**PROBLEM DETAILS:**
Transcribe all of the material below word for word and leave out its pictures.

**THE DATA:**
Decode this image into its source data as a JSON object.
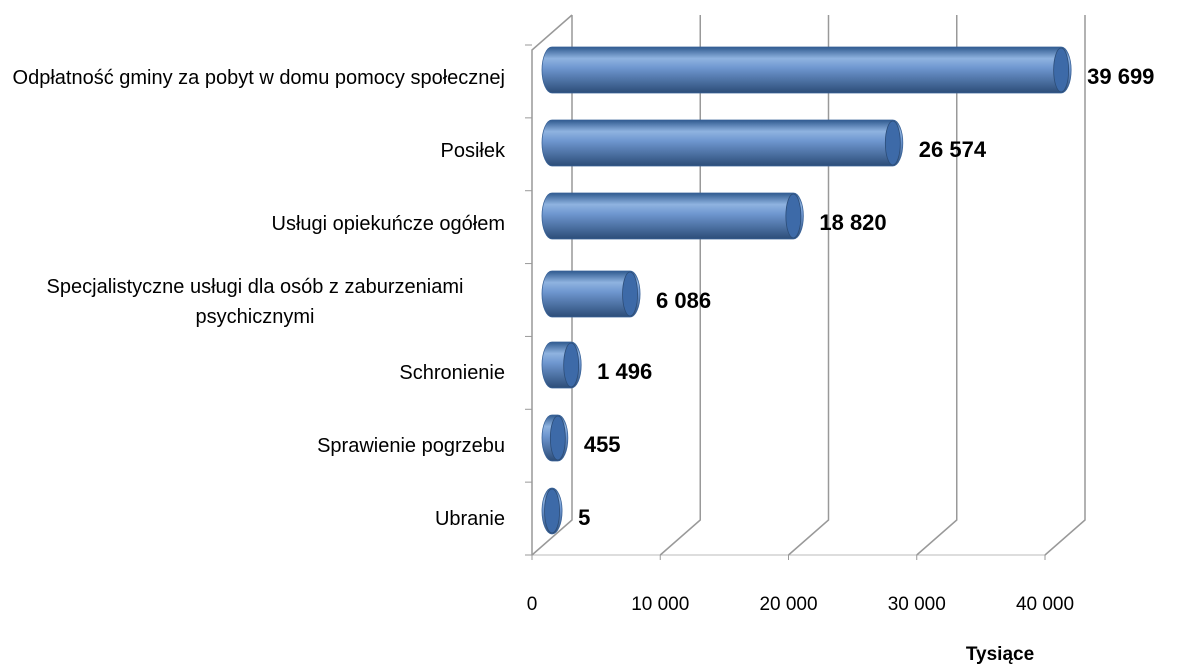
{
  "chart_data": {
    "type": "bar",
    "orientation": "horizontal",
    "categories": [
      "Odpłatność gminy za pobyt w domu pomocy społecznej",
      "Posiłek",
      "Usługi opiekuńcze ogółem",
      "Specjalistyczne usługi dla osób z zaburzeniami psychicznymi",
      "Schronienie",
      "Sprawienie pogrzebu",
      "Ubranie"
    ],
    "values": [
      39699,
      26574,
      18820,
      6086,
      1496,
      455,
      5
    ],
    "value_labels": [
      "39 699",
      "26 574",
      "18 820",
      "6 086",
      "1 496",
      "455",
      "5"
    ],
    "color": "#4f81bd",
    "xlim": [
      0,
      40000
    ],
    "xticks": [
      0,
      {
        "value": 10000,
        "label": "10 000"
      },
      {
        "value": 20000,
        "label": "20 000"
      },
      {
        "value": 30000,
        "label": "30 000"
      },
      {
        "value": 40000,
        "label": "40 000"
      }
    ],
    "x_label": "Tysiące",
    "grid": true
  }
}
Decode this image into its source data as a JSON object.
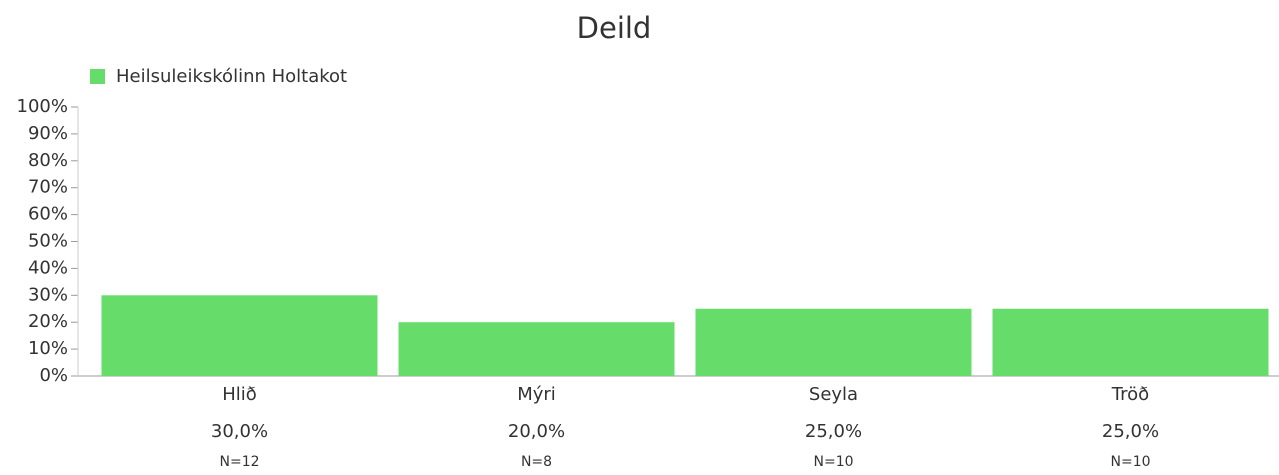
{
  "chart_data": {
    "type": "bar",
    "title": "Deild",
    "categories": [
      "Hlið",
      "Mýri",
      "Seyla",
      "Tröð"
    ],
    "series": [
      {
        "name": "Heilsuleikskólinn Holtakot",
        "color": "#66dd6a",
        "values": [
          30,
          20,
          25,
          25
        ]
      }
    ],
    "value_labels": [
      "30,0%",
      "20,0%",
      "25,0%",
      "25,0%"
    ],
    "n_labels": [
      "N=12",
      "N=8",
      "N=10",
      "N=10"
    ],
    "ylim": [
      0,
      100
    ],
    "yticks": [
      {
        "value": 0,
        "label": "0%"
      },
      {
        "value": 10,
        "label": "10%"
      },
      {
        "value": 20,
        "label": "20%"
      },
      {
        "value": 30,
        "label": "30%"
      },
      {
        "value": 40,
        "label": "40%"
      },
      {
        "value": 50,
        "label": "50%"
      },
      {
        "value": 60,
        "label": "60%"
      },
      {
        "value": 70,
        "label": "70%"
      },
      {
        "value": 80,
        "label": "80%"
      },
      {
        "value": 90,
        "label": "90%"
      },
      {
        "value": 100,
        "label": "100%"
      }
    ],
    "legend": "top-left"
  }
}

**SOLUTION:**
Decode this image into its source data as a JSON object.
{
  "chart_data": {
    "type": "bar",
    "orientation": "horizontal",
    "categories": [
      "Odpłatność gminy za pobyt w domu pomocy społecznej",
      "Posiłek",
      "Usługi opiekuńcze ogółem",
      "Specjalistyczne usługi dla osób z zaburzeniami psychicznymi",
      "Schronienie",
      "Sprawienie pogrzebu",
      "Ubranie"
    ],
    "values": [
      39699,
      26574,
      18820,
      6086,
      1496,
      455,
      5
    ],
    "value_labels": [
      "39 699",
      "26 574",
      "18 820",
      "6 086",
      "1 496",
      "455",
      "5"
    ],
    "color": "#4f81bd",
    "xlim": [
      0,
      40000
    ],
    "xticks": [
      0,
      {
        "value": 10000,
        "label": "10 000"
      },
      {
        "value": 20000,
        "label": "20 000"
      },
      {
        "value": 30000,
        "label": "30 000"
      },
      {
        "value": 40000,
        "label": "40 000"
      }
    ],
    "x_label": "Tysiące",
    "grid": true
  }
}
Decode this image into its source data as a JSON object.
{
  "chart_data": {
    "type": "bar",
    "title": "Deild",
    "categories": [
      "Hlið",
      "Mýri",
      "Seyla",
      "Tröð"
    ],
    "series": [
      {
        "name": "Heilsuleikskólinn Holtakot",
        "color": "#66dd6a",
        "values": [
          30,
          20,
          25,
          25
        ]
      }
    ],
    "value_labels": [
      "30,0%",
      "20,0%",
      "25,0%",
      "25,0%"
    ],
    "n_labels": [
      "N=12",
      "N=8",
      "N=10",
      "N=10"
    ],
    "ylim": [
      0,
      100
    ],
    "yticks": [
      {
        "value": 0,
        "label": "0%"
      },
      {
        "value": 10,
        "label": "10%"
      },
      {
        "value": 20,
        "label": "20%"
      },
      {
        "value": 30,
        "label": "30%"
      },
      {
        "value": 40,
        "label": "40%"
      },
      {
        "value": 50,
        "label": "50%"
      },
      {
        "value": 60,
        "label": "60%"
      },
      {
        "value": 70,
        "label": "70%"
      },
      {
        "value": 80,
        "label": "80%"
      },
      {
        "value": 90,
        "label": "90%"
      },
      {
        "value": 100,
        "label": "100%"
      }
    ],
    "legend": "top-left"
  }
}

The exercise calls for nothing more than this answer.